--- Start of SOURCE DATA ---

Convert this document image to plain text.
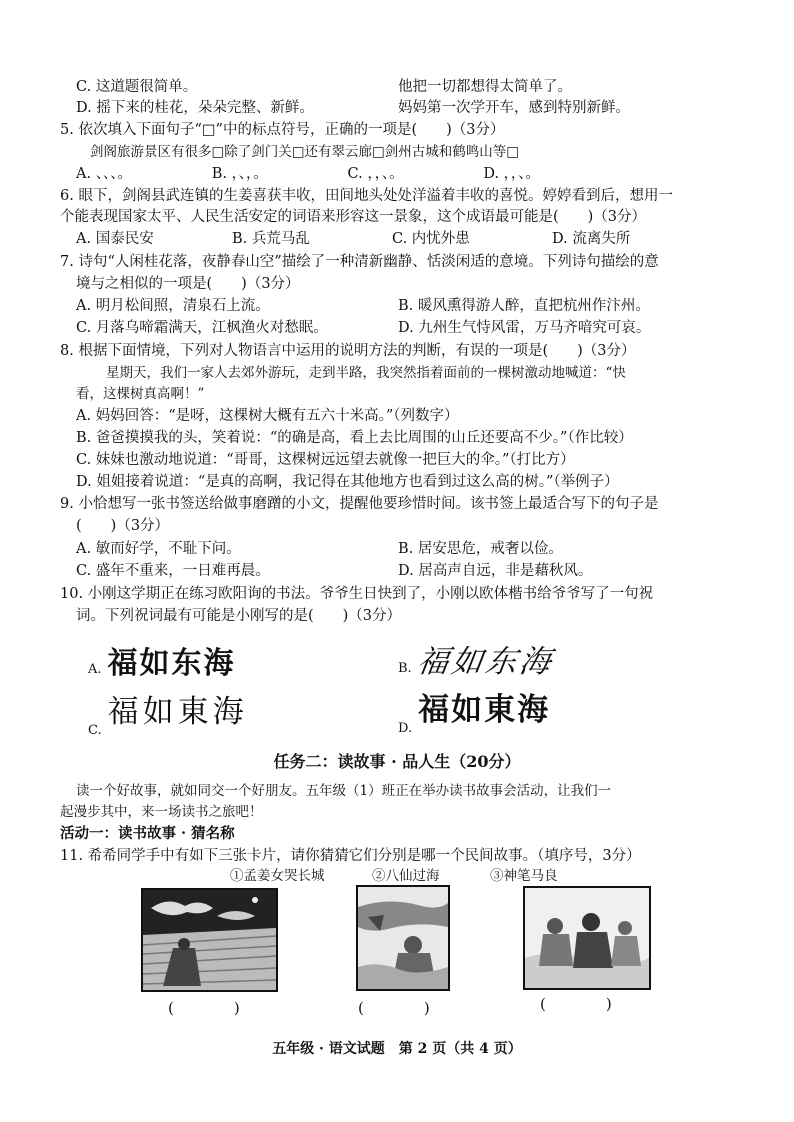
C. 这道题很简单。	他把一切都想得太简单了。
D. 摇下来的桂花，朵朵完整、新鲜。	妈妈第一次学开车，感到特别新鲜。
5. 依次填入下面句子“□”中的标点符号，正确的一项是(　　)（3分）
剑阁旅游景区有很多□除了剑门关□还有翠云廊□剑州古城和鹤鸣山等□
A. 、、、。　　　　　　B. ，、，。　　　　　　C. ，，、。　　　　　　D. ，，、。
6. 眼下，剑阁县武连镇的生姜喜获丰收，田间地头处处洋溢着丰收的喜悦。婷婷看到后，想用一
个能表现国家太平、人民生活安定的词语来形容这一景象，这个成语最可能是(　　)（3分）
A. 国泰民安	B. 兵荒马乱	C. 内忧外患	D. 流离失所
7. 诗句“人闲桂花落，夜静春山空”描绘了一种清新幽静、恬淡闲适的意境。下列诗句描绘的意
境与之相似的一项是(　　)（3分）
A. 明月松间照，清泉石上流。	B. 暖风熏得游人醉，直把杭州作汴州。
C. 月落乌啼霜满天，江枫渔火对愁眠。	D. 九州生气恃风雷，万马齐喑究可哀。
8. 根据下面情境，下列对人物语言中运用的说明方法的判断，有误的一项是(　　)（3分）
星期天，我们一家人去郊外游玩，走到半路，我突然指着面前的一棵树激动地喊道：“快
看，这棵树真高啊！”
A. 妈妈回答：“是呀，这棵树大概有五六十米高。”（列数字）
B. 爸爸摸摸我的头，笑着说：“的确是高，看上去比周围的山丘还要高不少。”（作比较）
C. 妹妹也激动地说道：“哥哥，这棵树远远望去就像一把巨大的伞。”（打比方）
D. 姐姐接着说道：“是真的高啊，我记得在其他地方也看到过这么高的树。”（举例子）
9. 小恰想写一张书签送给做事磨蹭的小文，提醒他要珍惜时间。该书签上最适合写下的句子是
(　　)（3分）
A. 敏而好学，不耻下问。	B. 居安思危，戒奢以俭。
C. 盛年不重来，一日难再晨。	D. 居高声自远，非是藉秋风。
10. 小刚这学期正在练习欧阳询的书法。爷爷生日快到了，小刚以欧体楷书给爷爷写了一句祝
词。下列祝词最有可能是小刚写的是(　　)（3分）
A. 福如东海	B.福如东海
$_{C.}$福如東海	$_{D.}$福如東海
任务二：读故事 · 品人生（20分）
读一个好故事，就如同交一个好朋友。五年级（1）班正在举办读书故事会活动，让我们一
起漫步其中，来一场读书之旅吧！
活动一：读书故事 · 猜名称
11. 希希同学手中有如下三张卡片，请你猜猜它们分别是哪一个民间故事。（填序号，3分）
①孟姜女哭长城	②八仙过海	③神笔马良
(　　　　)	(　　　　)	(　　　　)
五年级 · 语文试题　第 2 页（共 4 页）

--- End of SOURCE DATA ---

_DIRECTION_. Omit the pictures, then quote the rest of the material above exactly.

_SOLUTION FOR THIS EXERCISE_.
Convert this document image to plain text.
C. 这道题很简单。	他把一切都想得太简单了。
D. 摇下来的桂花，朵朵完整、新鲜。	妈妈第一次学开车，感到特别新鲜。
5. 依次填入下面句子“□”中的标点符号，正确的一项是(　　)（3分）
剑阁旅游景区有很多□除了剑门关□还有翠云廊□剑州古城和鹤鸣山等□
A. 、、、。　　　　　　B. ，、，。　　　　　　C. ，，、。　　　　　　D. ，，、。
6. 眼下，剑阁县武连镇的生姜喜获丰收，田间地头处处洋溢着丰收的喜悦。婷婷看到后，想用一
个能表现国家太平、人民生活安定的词语来形容这一景象，这个成语最可能是(　　)（3分）
A. 国泰民安	B. 兵荒马乱	C. 内忧外患	D. 流离失所
7. 诗句“人闲桂花落，夜静春山空”描绘了一种清新幽静、恬淡闲适的意境。下列诗句描绘的意
境与之相似的一项是(　　)（3分）
A. 明月松间照，清泉石上流。	B. 暖风熏得游人醉，直把杭州作汴州。
C. 月落乌啼霜满天，江枫渔火对愁眠。	D. 九州生气恃风雷，万马齐喑究可哀。
8. 根据下面情境，下列对人物语言中运用的说明方法的判断，有误的一项是(　　)（3分）
星期天，我们一家人去郊外游玩，走到半路，我突然指着面前的一棵树激动地喊道：“快
看，这棵树真高啊！”
A. 妈妈回答：“是呀，这棵树大概有五六十米高。”（列数字）
B. 爸爸摸摸我的头，笑着说：“的确是高，看上去比周围的山丘还要高不少。”（作比较）
C. 妹妹也激动地说道：“哥哥，这棵树远远望去就像一把巨大的伞。”（打比方）
D. 姐姐接着说道：“是真的高啊，我记得在其他地方也看到过这么高的树。”（举例子）
9. 小恰想写一张书签送给做事磨蹭的小文，提醒他要珍惜时间。该书签上最适合写下的句子是
(　　)（3分）
A. 敏而好学，不耻下问。	B. 居安思危，戒奢以俭。
C. 盛年不重来，一日难再晨。	D. 居高声自远，非是藉秋风。
10. 小刚这学期正在练习欧阳询的书法。爷爷生日快到了，小刚以欧体楷书给爷爷写了一句祝
词。下列祝词最有可能是小刚写的是(　　)（3分）
A. 福如东海	B.福如东海
$_{C.}$福如東海	$_{D.}$福如東海
任务二：读故事 · 品人生（20分）
读一个好故事，就如同交一个好朋友。五年级（1）班正在举办读书故事会活动，让我们一
起漫步其中，来一场读书之旅吧！
活动一：读书故事 · 猜名称
11. 希希同学手中有如下三张卡片，请你猜猜它们分别是哪一个民间故事。（填序号，3分）
①孟姜女哭长城	②八仙过海	③神笔马良
(　　　　)	(　　　　)	(　　　　)
五年级 · 语文试题　第 2 页（共 4 页）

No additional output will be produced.